INSTRUCTION: Each line that holds the word "left" counts once; give the total number of such lines and nothing else.

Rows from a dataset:
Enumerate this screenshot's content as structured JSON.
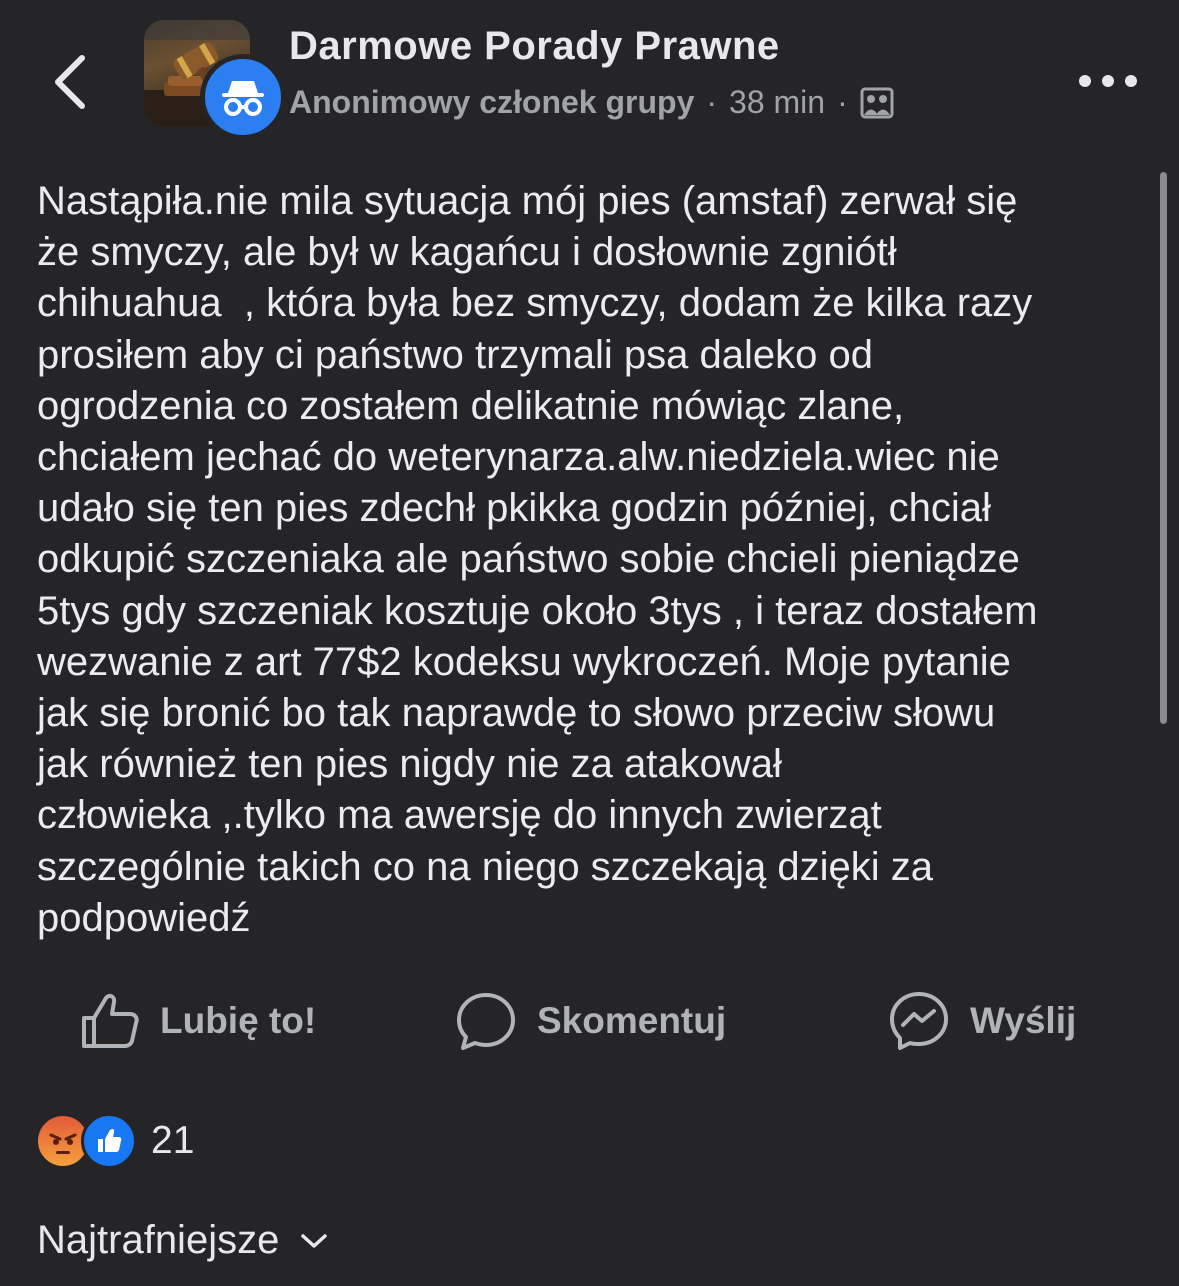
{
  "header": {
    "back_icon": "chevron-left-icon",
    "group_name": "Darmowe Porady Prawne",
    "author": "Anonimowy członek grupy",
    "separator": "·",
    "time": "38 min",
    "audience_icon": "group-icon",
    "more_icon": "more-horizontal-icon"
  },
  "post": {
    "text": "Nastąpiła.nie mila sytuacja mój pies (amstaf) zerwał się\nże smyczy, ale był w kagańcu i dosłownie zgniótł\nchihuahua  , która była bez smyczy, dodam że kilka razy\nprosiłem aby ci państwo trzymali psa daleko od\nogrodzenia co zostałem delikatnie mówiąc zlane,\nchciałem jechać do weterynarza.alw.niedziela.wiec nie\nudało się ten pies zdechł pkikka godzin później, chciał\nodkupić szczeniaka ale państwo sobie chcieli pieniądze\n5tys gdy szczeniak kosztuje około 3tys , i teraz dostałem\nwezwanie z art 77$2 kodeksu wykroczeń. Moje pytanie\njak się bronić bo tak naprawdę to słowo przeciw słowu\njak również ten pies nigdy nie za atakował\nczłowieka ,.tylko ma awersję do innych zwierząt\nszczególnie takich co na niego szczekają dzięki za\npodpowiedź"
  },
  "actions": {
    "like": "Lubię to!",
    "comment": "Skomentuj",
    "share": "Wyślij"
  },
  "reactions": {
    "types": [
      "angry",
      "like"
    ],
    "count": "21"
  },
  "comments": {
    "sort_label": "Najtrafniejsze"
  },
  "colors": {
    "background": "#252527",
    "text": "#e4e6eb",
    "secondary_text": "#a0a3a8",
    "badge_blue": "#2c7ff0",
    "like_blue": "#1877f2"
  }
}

---

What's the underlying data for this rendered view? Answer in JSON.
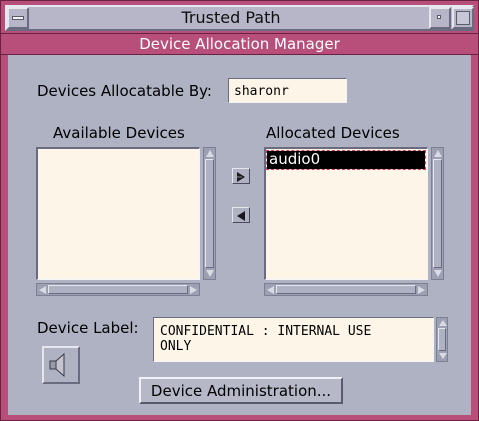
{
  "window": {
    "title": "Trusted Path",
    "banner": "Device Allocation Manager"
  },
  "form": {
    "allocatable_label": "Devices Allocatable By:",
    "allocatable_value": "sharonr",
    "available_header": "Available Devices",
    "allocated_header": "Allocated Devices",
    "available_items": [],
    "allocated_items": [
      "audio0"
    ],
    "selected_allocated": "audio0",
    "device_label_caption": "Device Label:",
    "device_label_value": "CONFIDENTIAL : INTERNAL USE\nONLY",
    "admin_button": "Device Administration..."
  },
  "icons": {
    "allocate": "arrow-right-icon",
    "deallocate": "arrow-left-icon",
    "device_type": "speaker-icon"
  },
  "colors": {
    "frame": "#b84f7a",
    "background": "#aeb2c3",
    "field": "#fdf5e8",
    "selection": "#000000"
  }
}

==

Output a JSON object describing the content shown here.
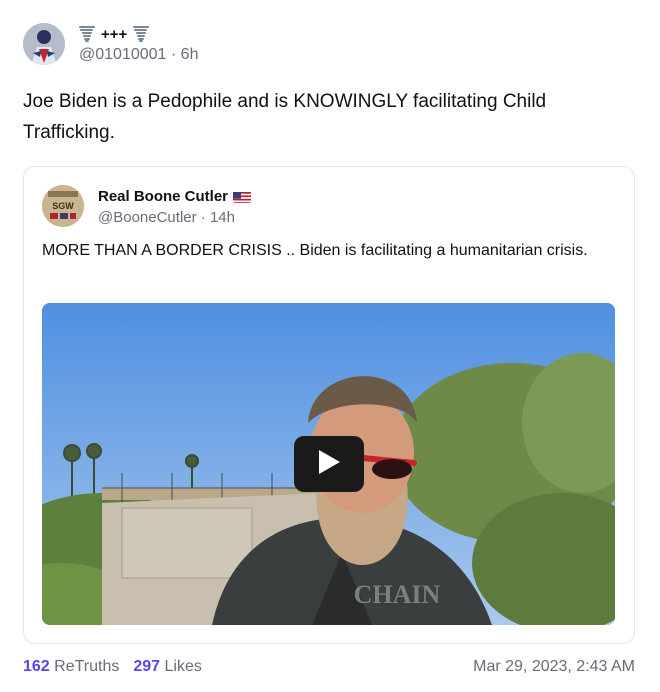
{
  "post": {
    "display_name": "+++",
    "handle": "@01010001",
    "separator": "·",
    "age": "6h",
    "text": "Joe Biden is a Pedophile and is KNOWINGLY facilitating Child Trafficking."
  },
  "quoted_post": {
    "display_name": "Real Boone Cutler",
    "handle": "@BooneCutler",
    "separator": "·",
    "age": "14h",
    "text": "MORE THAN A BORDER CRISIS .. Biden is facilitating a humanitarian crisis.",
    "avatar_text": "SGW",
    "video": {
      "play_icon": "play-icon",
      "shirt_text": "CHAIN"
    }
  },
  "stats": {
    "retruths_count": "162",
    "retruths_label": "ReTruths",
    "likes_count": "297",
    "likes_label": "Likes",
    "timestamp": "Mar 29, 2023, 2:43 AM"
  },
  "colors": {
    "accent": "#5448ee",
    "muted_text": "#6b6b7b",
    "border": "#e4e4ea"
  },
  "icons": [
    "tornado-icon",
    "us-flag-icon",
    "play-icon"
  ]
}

REPLY: 2